Extract the records in full, leaving every picture out.

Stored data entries

****************

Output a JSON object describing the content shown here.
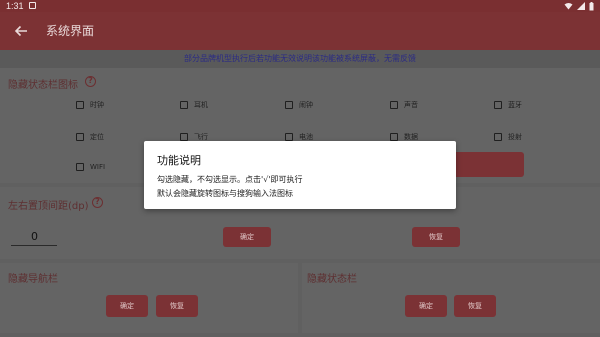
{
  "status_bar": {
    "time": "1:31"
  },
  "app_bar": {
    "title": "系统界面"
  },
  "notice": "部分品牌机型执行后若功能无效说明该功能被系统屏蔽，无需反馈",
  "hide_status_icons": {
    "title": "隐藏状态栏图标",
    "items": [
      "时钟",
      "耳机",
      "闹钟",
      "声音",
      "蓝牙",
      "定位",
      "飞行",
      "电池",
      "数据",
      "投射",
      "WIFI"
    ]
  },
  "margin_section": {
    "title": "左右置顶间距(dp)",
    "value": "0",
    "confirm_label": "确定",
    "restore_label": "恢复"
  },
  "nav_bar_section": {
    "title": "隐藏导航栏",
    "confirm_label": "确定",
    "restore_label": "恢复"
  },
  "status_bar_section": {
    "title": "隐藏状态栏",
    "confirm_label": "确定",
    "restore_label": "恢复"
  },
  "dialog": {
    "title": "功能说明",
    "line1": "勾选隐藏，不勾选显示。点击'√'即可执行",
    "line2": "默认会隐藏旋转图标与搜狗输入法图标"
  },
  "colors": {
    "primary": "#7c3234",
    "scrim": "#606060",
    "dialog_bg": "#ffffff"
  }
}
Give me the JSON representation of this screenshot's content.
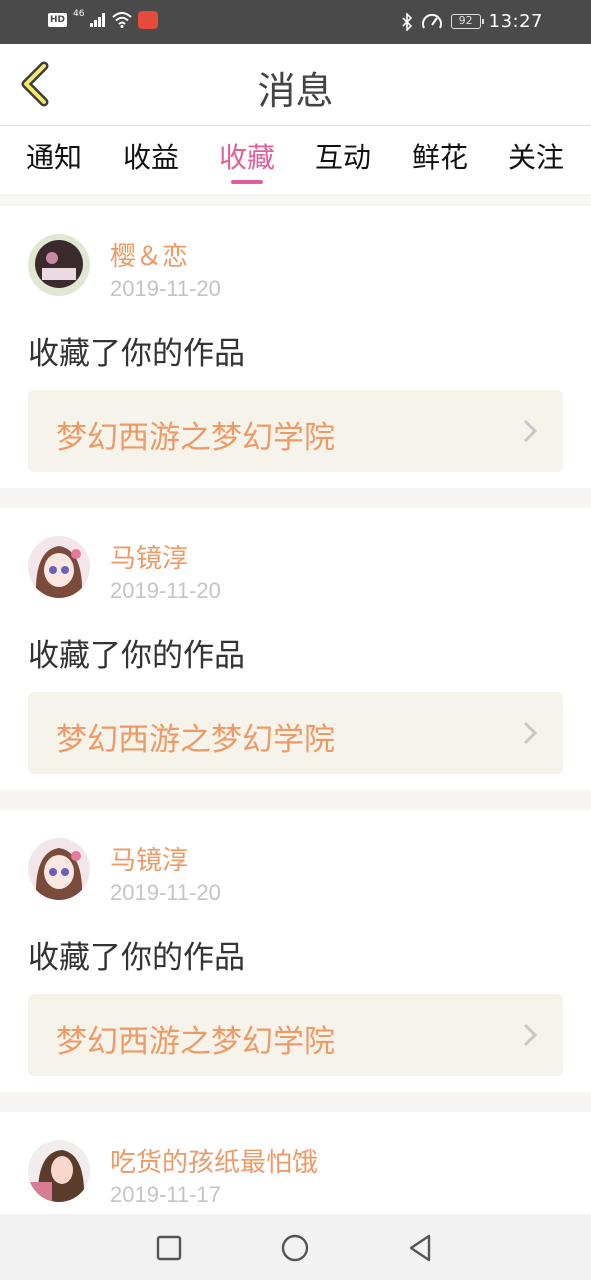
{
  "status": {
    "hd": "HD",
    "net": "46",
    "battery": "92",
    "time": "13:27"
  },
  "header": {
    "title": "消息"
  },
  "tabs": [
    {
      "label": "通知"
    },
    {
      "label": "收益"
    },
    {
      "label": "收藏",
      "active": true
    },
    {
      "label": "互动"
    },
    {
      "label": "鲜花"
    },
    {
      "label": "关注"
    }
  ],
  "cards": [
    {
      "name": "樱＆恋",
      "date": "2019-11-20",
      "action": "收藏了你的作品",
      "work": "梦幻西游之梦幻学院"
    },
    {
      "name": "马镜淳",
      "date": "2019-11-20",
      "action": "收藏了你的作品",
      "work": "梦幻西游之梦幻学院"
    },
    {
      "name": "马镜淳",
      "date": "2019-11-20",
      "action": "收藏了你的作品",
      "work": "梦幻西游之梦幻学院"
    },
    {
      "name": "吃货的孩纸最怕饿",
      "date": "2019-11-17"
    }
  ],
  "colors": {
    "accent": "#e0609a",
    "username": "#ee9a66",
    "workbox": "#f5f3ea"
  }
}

****************

SOLVED PROBLEM
Output a JSON object describing the content shown here.
{
  "status_bar": {
    "time": "1:31"
  },
  "app_bar": {
    "title": "系统界面"
  },
  "notice": "部分品牌机型执行后若功能无效说明该功能被系统屏蔽，无需反馈",
  "hide_status_icons": {
    "title": "隐藏状态栏图标",
    "items": [
      "时钟",
      "耳机",
      "闹钟",
      "声音",
      "蓝牙",
      "定位",
      "飞行",
      "电池",
      "数据",
      "投射",
      "WIFI"
    ]
  },
  "margin_section": {
    "title": "左右置顶间距(dp)",
    "value": "0",
    "confirm_label": "确定",
    "restore_label": "恢复"
  },
  "nav_bar_section": {
    "title": "隐藏导航栏",
    "confirm_label": "确定",
    "restore_label": "恢复"
  },
  "status_bar_section": {
    "title": "隐藏状态栏",
    "confirm_label": "确定",
    "restore_label": "恢复"
  },
  "dialog": {
    "title": "功能说明",
    "line1": "勾选隐藏，不勾选显示。点击'√'即可执行",
    "line2": "默认会隐藏旋转图标与搜狗输入法图标"
  },
  "colors": {
    "primary": "#7c3234",
    "scrim": "#606060",
    "dialog_bg": "#ffffff"
  }
}
Give me the JSON representation of this screenshot's content.
{
  "status": {
    "hd": "HD",
    "net": "46",
    "battery": "92",
    "time": "13:27"
  },
  "header": {
    "title": "消息"
  },
  "tabs": [
    {
      "label": "通知"
    },
    {
      "label": "收益"
    },
    {
      "label": "收藏",
      "active": true
    },
    {
      "label": "互动"
    },
    {
      "label": "鲜花"
    },
    {
      "label": "关注"
    }
  ],
  "cards": [
    {
      "name": "樱＆恋",
      "date": "2019-11-20",
      "action": "收藏了你的作品",
      "work": "梦幻西游之梦幻学院"
    },
    {
      "name": "马镜淳",
      "date": "2019-11-20",
      "action": "收藏了你的作品",
      "work": "梦幻西游之梦幻学院"
    },
    {
      "name": "马镜淳",
      "date": "2019-11-20",
      "action": "收藏了你的作品",
      "work": "梦幻西游之梦幻学院"
    },
    {
      "name": "吃货的孩纸最怕饿",
      "date": "2019-11-17"
    }
  ],
  "colors": {
    "accent": "#e0609a",
    "username": "#ee9a66",
    "workbox": "#f5f3ea"
  }
}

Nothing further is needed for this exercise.